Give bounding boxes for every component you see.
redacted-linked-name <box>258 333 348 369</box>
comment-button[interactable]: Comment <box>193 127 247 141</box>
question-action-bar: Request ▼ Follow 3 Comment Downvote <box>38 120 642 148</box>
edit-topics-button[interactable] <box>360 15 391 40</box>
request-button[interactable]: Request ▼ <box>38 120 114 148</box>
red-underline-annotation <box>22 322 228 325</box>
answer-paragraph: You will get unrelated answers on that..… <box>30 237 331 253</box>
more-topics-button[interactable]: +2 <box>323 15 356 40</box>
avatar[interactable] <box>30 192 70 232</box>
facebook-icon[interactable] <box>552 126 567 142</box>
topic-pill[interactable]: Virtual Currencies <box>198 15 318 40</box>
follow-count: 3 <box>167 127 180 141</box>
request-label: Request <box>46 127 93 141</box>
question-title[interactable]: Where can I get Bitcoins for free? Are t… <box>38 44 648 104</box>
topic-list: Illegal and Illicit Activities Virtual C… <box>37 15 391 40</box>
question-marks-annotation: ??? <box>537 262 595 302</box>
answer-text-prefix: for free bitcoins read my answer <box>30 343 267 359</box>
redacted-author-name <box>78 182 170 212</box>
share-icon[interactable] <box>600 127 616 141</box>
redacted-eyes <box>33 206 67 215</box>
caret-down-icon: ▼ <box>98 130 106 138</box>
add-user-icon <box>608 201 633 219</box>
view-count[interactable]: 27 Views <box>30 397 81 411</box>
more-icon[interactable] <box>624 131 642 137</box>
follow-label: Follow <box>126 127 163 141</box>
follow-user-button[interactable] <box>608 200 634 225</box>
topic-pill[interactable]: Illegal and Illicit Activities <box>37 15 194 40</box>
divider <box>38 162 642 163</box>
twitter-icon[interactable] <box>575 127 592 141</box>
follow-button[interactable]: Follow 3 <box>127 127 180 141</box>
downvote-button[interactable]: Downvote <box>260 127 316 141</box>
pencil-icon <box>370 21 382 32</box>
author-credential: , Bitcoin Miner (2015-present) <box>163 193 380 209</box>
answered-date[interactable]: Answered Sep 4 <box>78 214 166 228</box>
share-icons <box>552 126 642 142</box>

————————

=== What needs to be done ===
Convert the records above into a Markdown table with a Row column and a Line column. Number the lines in order, and leave out any blank lines.

=== Solution for this exercise ===
| Row | Line |
|---|---|
| 1 | Give bounding boxes for every component you see. |
| 2 | redacted-linked-name <box>258 333 348 369</box> |
| 3 | comment-button[interactable]: Comment <box>193 127 247 141</box> |
| 4 | question-action-bar: Request ▼ Follow 3 Comment Downvote <box>38 120 642 148</box> |
| 5 | edit-topics-button[interactable] <box>360 15 391 40</box> |
| 6 | request-button[interactable]: Request ▼ <box>38 120 114 148</box> |
| 7 | red-underline-annotation <box>22 322 228 325</box> |
| 8 | answer-paragraph: You will get unrelated answers on that..… <box>30 237 331 253</box> |
| 9 | more-topics-button[interactable]: +2 <box>323 15 356 40</box> |
| 10 | avatar[interactable] <box>30 192 70 232</box> |
| 11 | facebook-icon[interactable] <box>552 126 567 142</box> |
| 12 | topic-pill[interactable]: Virtual Currencies <box>198 15 318 40</box> |
| 13 | follow-count: 3 <box>167 127 180 141</box> |
| 14 | request-label: Request <box>46 127 93 141</box> |
| 15 | question-title[interactable]: Where can I get Bitcoins for free? Are t… <box>38 44 648 104</box> |
| 16 | topic-list: Illegal and Illicit Activities Virtual C… <box>37 15 391 40</box> |
| 17 | question-marks-annotation: ??? <box>537 262 595 302</box> |
| 18 | answer-text-prefix: for free bitcoins read my answer <box>30 343 267 359</box> |
| 19 | redacted-author-name <box>78 182 170 212</box> |
| 20 | share-icon[interactable] <box>600 127 616 141</box> |
| 21 | redacted-eyes <box>33 206 67 215</box> |
| 22 | caret-down-icon: ▼ <box>98 130 106 138</box> |
| 23 | add-user-icon <box>608 201 633 219</box> |
| 24 | view-count[interactable]: 27 Views <box>30 397 81 411</box> |
| 25 | more-icon[interactable] <box>624 131 642 137</box> |
| 26 | follow-label: Follow <box>126 127 163 141</box> |
| 27 | follow-user-button[interactable] <box>608 200 634 225</box> |
| 28 | topic-pill[interactable]: Illegal and Illicit Activities <box>37 15 194 40</box> |
| 29 | divider <box>38 162 642 163</box> |
| 30 | twitter-icon[interactable] <box>575 127 592 141</box> |
| 31 | follow-button[interactable]: Follow 3 <box>127 127 180 141</box> |
| 32 | downvote-button[interactable]: Downvote <box>260 127 316 141</box> |
| 33 | pencil-icon <box>370 21 382 32</box> |
| 34 | author-credential: , Bitcoin Miner (2015-present) <box>163 193 380 209</box> |
| 35 | answered-date[interactable]: Answered Sep 4 <box>78 214 166 228</box> |
| 36 | share-icons <box>552 126 642 142</box> |